» **YOUR INSTRUCTIONS**
Render the material again word for word, skipping the pictures in it.

» **MATERIAL SUPPLIED**
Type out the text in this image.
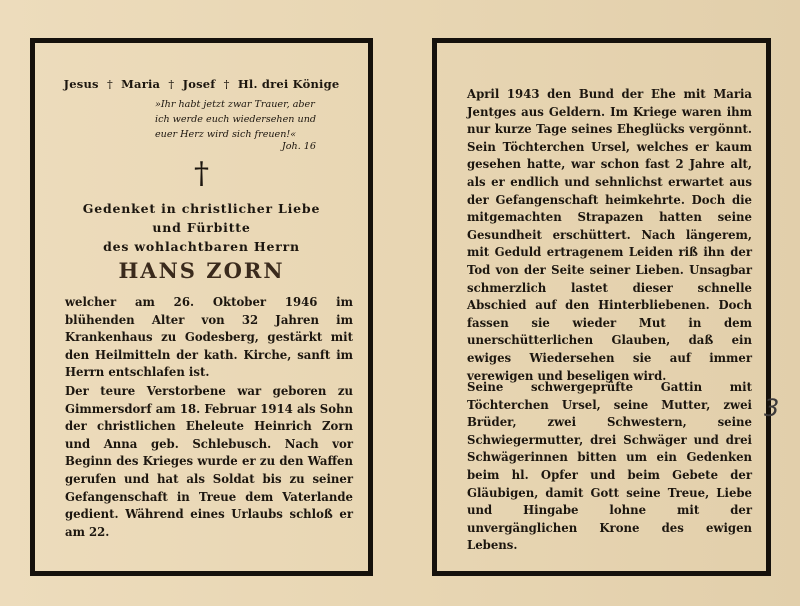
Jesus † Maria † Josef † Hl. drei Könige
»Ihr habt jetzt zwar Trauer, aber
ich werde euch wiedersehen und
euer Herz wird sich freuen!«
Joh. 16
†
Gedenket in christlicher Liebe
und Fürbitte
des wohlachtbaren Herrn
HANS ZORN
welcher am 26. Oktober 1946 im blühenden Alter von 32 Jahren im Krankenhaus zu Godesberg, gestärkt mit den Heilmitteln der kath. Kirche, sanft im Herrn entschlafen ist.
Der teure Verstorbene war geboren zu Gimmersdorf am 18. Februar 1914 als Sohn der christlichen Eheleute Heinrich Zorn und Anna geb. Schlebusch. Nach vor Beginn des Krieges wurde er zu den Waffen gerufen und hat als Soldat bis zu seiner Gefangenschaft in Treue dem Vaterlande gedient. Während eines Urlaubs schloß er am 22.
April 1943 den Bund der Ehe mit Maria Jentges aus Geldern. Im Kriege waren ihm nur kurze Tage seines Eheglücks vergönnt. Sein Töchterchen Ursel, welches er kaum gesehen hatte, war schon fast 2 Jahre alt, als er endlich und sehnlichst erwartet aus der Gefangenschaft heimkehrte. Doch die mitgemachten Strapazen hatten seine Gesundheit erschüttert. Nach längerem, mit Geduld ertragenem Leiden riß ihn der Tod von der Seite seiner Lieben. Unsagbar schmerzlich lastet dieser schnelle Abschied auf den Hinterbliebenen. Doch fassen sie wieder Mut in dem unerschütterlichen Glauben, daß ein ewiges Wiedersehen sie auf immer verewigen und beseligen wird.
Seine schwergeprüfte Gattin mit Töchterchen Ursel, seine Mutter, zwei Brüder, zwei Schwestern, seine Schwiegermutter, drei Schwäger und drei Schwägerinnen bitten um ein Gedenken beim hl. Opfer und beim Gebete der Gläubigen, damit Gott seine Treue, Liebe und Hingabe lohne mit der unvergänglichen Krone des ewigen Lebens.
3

» **TASK OUTPUT**
Type out the text in this image.
Jesus † Maria † Josef † Hl. drei Könige
»Ihr habt jetzt zwar Trauer, aber
ich werde euch wiedersehen und
euer Herz wird sich freuen!«
Joh. 16
†
Gedenket in christlicher Liebe
und Fürbitte
des wohlachtbaren Herrn
HANS ZORN
welcher am 26. Oktober 1946 im blühenden Alter von 32 Jahren im Krankenhaus zu Godesberg, gestärkt mit den Heilmitteln der kath. Kirche, sanft im Herrn entschlafen ist.
Der teure Verstorbene war geboren zu Gimmersdorf am 18. Februar 1914 als Sohn der christlichen Eheleute Heinrich Zorn und Anna geb. Schlebusch. Nach vor Beginn des Krieges wurde er zu den Waffen gerufen und hat als Soldat bis zu seiner Gefangenschaft in Treue dem Vaterlande gedient. Während eines Urlaubs schloß er am 22.
April 1943 den Bund der Ehe mit Maria Jentges aus Geldern. Im Kriege waren ihm nur kurze Tage seines Eheglücks vergönnt. Sein Töchterchen Ursel, welches er kaum gesehen hatte, war schon fast 2 Jahre alt, als er endlich und sehnlichst erwartet aus der Gefangenschaft heimkehrte. Doch die mitgemachten Strapazen hatten seine Gesundheit erschüttert. Nach längerem, mit Geduld ertragenem Leiden riß ihn der Tod von der Seite seiner Lieben. Unsagbar schmerzlich lastet dieser schnelle Abschied auf den Hinterbliebenen. Doch fassen sie wieder Mut in dem unerschütterlichen Glauben, daß ein ewiges Wiedersehen sie auf immer verewigen und beseligen wird.
Seine schwergeprüfte Gattin mit Töchterchen Ursel, seine Mutter, zwei Brüder, zwei Schwestern, seine Schwiegermutter, drei Schwäger und drei Schwägerinnen bitten um ein Gedenken beim hl. Opfer und beim Gebete der Gläubigen, damit Gott seine Treue, Liebe und Hingabe lohne mit der unvergänglichen Krone des ewigen Lebens.
3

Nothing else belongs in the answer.